[start INPUT DATA]
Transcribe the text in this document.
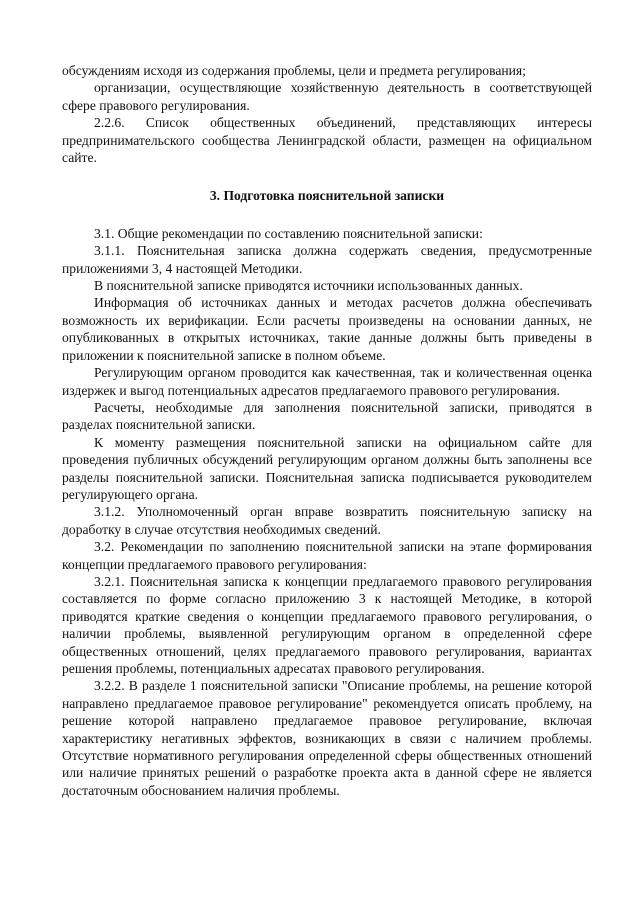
обсуждениям исходя из содержания проблемы, цели и предмета регулирования;

организации, осуществляющие хозяйственную деятельность в соответствующей сфере правового регулирования.

2.2.6. Список общественных объединений, представляющих интересы предпринимательского сообщества Ленинградской области, размещен на официальном сайте.

3. Подготовка пояснительной записки

3.1. Общие рекомендации по составлению пояснительной записки:

3.1.1. Пояснительная записка должна содержать сведения, предусмотренные приложениями 3, 4 настоящей Методики.

В пояснительной записке приводятся источники использованных данных.

Информация об источниках данных и методах расчетов должна обеспечивать возможность их верификации. Если расчеты произведены на основании данных, не опубликованных в открытых источниках, такие данные должны быть приведены в приложении к пояснительной записке в полном объеме.

Регулирующим органом проводится как качественная, так и количественная оценка издержек и выгод потенциальных адресатов предлагаемого правового регулирования.

Расчеты, необходимые для заполнения пояснительной записки, приводятся в разделах пояснительной записки.

К моменту размещения пояснительной записки на официальном сайте для проведения публичных обсуждений регулирующим органом должны быть заполнены все разделы пояснительной записки. Пояснительная записка подписывается руководителем регулирующего органа.

3.1.2. Уполномоченный орган вправе возвратить пояснительную записку на доработку в случае отсутствия необходимых сведений.

3.2. Рекомендации по заполнению пояснительной записки на этапе формирования концепции предлагаемого правового регулирования:

3.2.1. Пояснительная записка к концепции предлагаемого правового регулирования составляется по форме согласно приложению 3 к настоящей Методике, в которой приводятся краткие сведения о концепции предлагаемого правового регулирования, о наличии проблемы, выявленной регулирующим органом в определенной сфере общественных отношений, целях предлагаемого правового регулирования, вариантах решения проблемы, потенциальных адресатах правового регулирования.

3.2.2. В разделе 1 пояснительной записки "Описание проблемы, на решение которой направлено предлагаемое правовое регулирование" рекомендуется описать проблему, на решение которой направлено предлагаемое правовое регулирование, включая характеристику негативных эффектов, возникающих в связи с наличием проблемы. Отсутствие нормативного регулирования определенной сферы общественных отношений или наличие принятых решений о разработке проекта акта в данной сфере не является достаточным обоснованием наличия проблемы.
[end INPUT DATA]
__WORK TO BE COMPLETED__
Print the entries above exactly, taking out only the pictures.

__OUTPUT OF THE EXERCISE__
Transcribe the text in this document.
обсуждениям исходя из содержания проблемы, цели и предмета регулирования;

организации, осуществляющие хозяйственную деятельность в соответствующей сфере правового регулирования.

2.2.6. Список общественных объединений, представляющих интересы предпринимательского сообщества Ленинградской области, размещен на официальном сайте.

3. Подготовка пояснительной записки

3.1. Общие рекомендации по составлению пояснительной записки:

3.1.1. Пояснительная записка должна содержать сведения, предусмотренные приложениями 3, 4 настоящей Методики.

В пояснительной записке приводятся источники использованных данных.

Информация об источниках данных и методах расчетов должна обеспечивать возможность их верификации. Если расчеты произведены на основании данных, не опубликованных в открытых источниках, такие данные должны быть приведены в приложении к пояснительной записке в полном объеме.

Регулирующим органом проводится как качественная, так и количественная оценка издержек и выгод потенциальных адресатов предлагаемого правового регулирования.

Расчеты, необходимые для заполнения пояснительной записки, приводятся в разделах пояснительной записки.

К моменту размещения пояснительной записки на официальном сайте для проведения публичных обсуждений регулирующим органом должны быть заполнены все разделы пояснительной записки. Пояснительная записка подписывается руководителем регулирующего органа.

3.1.2. Уполномоченный орган вправе возвратить пояснительную записку на доработку в случае отсутствия необходимых сведений.

3.2. Рекомендации по заполнению пояснительной записки на этапе формирования концепции предлагаемого правового регулирования:

3.2.1. Пояснительная записка к концепции предлагаемого правового регулирования составляется по форме согласно приложению 3 к настоящей Методике, в которой приводятся краткие сведения о концепции предлагаемого правового регулирования, о наличии проблемы, выявленной регулирующим органом в определенной сфере общественных отношений, целях предлагаемого правового регулирования, вариантах решения проблемы, потенциальных адресатах правового регулирования.

3.2.2. В разделе 1 пояснительной записки "Описание проблемы, на решение которой направлено предлагаемое правовое регулирование" рекомендуется описать проблему, на решение которой направлено предлагаемое правовое регулирование, включая характеристику негативных эффектов, возникающих в связи с наличием проблемы. Отсутствие нормативного регулирования определенной сферы общественных отношений или наличие принятых решений о разработке проекта акта в данной сфере не является достаточным обоснованием наличия проблемы.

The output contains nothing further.